Pull each line containing "siyosiy" out of the data and copy it.

- **DATA SHOWN**:
-*-*-

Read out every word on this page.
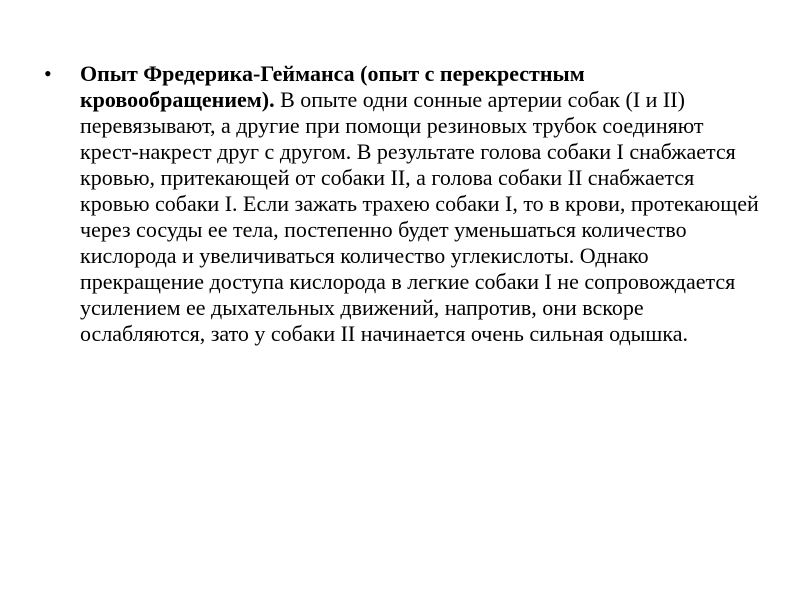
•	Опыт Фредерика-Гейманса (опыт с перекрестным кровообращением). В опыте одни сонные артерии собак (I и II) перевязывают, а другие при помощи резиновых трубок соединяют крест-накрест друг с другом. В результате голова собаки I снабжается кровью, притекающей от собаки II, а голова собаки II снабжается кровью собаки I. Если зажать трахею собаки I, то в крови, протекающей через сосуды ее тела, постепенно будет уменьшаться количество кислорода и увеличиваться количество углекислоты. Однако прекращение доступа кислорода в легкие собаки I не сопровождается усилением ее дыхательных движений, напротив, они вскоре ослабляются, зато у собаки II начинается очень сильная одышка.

-*-*-

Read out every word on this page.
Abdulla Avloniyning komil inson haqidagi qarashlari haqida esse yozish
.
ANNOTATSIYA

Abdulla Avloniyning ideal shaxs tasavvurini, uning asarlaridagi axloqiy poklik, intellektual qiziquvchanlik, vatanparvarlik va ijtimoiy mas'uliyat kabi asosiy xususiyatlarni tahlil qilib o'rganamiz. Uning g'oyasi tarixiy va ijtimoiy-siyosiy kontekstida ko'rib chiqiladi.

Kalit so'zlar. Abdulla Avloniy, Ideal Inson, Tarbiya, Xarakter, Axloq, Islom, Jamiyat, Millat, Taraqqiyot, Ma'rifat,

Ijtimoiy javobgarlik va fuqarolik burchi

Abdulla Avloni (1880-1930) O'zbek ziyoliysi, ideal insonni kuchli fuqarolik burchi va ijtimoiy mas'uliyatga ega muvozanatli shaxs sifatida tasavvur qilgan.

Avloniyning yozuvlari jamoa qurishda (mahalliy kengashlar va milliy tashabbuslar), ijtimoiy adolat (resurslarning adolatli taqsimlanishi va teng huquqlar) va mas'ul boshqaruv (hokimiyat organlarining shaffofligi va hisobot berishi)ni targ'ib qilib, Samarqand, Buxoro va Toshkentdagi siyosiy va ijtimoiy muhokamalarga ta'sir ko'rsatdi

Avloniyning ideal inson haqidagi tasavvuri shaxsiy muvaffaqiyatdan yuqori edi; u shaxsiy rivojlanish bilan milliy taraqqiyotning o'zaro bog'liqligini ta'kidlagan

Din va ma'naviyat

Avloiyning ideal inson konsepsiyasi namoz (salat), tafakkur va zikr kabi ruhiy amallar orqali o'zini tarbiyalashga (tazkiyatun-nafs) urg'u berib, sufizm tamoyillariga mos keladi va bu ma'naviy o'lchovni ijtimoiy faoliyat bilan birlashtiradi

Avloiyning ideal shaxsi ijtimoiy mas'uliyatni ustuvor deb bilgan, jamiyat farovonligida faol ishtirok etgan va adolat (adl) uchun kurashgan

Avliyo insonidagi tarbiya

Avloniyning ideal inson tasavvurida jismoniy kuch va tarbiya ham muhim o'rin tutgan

-*-*-

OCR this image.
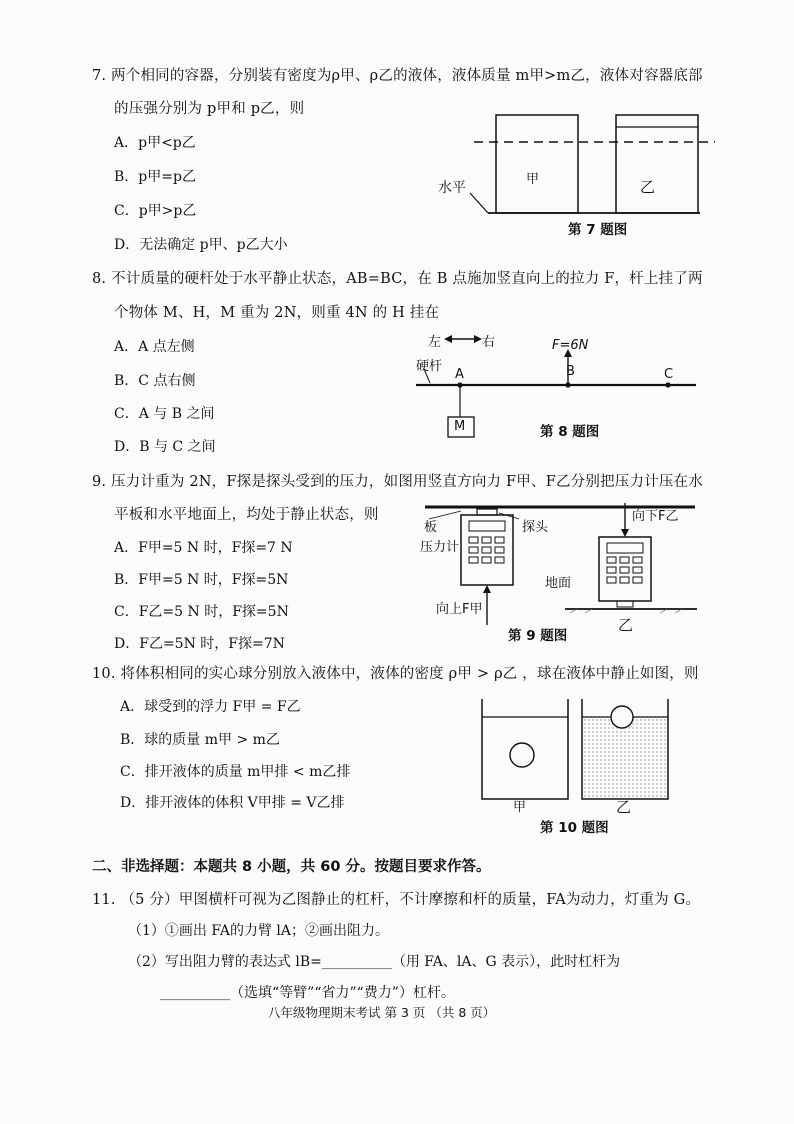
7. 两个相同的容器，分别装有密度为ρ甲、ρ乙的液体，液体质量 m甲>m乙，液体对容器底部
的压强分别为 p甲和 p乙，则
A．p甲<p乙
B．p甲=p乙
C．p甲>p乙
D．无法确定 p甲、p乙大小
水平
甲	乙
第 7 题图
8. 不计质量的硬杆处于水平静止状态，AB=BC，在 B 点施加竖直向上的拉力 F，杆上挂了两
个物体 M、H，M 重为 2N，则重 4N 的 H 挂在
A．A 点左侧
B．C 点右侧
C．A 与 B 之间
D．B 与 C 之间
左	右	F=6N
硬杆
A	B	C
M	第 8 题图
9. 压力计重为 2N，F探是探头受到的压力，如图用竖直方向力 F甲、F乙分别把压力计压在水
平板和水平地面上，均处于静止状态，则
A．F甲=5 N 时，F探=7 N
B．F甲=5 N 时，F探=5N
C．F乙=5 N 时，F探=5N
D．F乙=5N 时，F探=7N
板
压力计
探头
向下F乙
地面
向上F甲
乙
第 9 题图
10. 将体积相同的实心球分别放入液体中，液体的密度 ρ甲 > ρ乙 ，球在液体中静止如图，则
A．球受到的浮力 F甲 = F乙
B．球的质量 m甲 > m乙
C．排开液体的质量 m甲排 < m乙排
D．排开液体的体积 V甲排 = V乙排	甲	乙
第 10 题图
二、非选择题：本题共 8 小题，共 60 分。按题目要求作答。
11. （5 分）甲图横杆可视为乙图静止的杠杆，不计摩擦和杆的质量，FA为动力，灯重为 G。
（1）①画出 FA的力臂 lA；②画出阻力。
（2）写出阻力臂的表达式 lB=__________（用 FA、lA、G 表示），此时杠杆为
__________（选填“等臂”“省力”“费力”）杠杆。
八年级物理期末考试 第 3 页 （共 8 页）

-*-*-

- **EXERCISE RESULT**:
Abdulla Avloniyning ideal shaxs tasavvurini, uning asarlaridagi axloqiy poklik, intellektual qiziquvchanlik, vatanparvarlik va ijtimoiy mas'uliyat kabi asosiy xususiyatlarni tahlil qilib o'rganamiz. Uning g'oyasi tarixiy va ijtimoiy-siyosiy kontekstida ko'rib chiqiladi.
Avloniyning yozuvlari jamoa qurishda (mahalliy kengashlar va milliy tashabbuslar), ijtimoiy adolat (resurslarning adolatli taqsimlanishi va teng huquqlar) va mas'ul boshqaruv (hokimiyat organlarining shaffofligi va hisobot berishi)ni targ'ib qilib, Samarqand, Buxoro va Toshkentdagi siyosiy va ijtimoiy muhokamalarga ta'sir ko'rsatdi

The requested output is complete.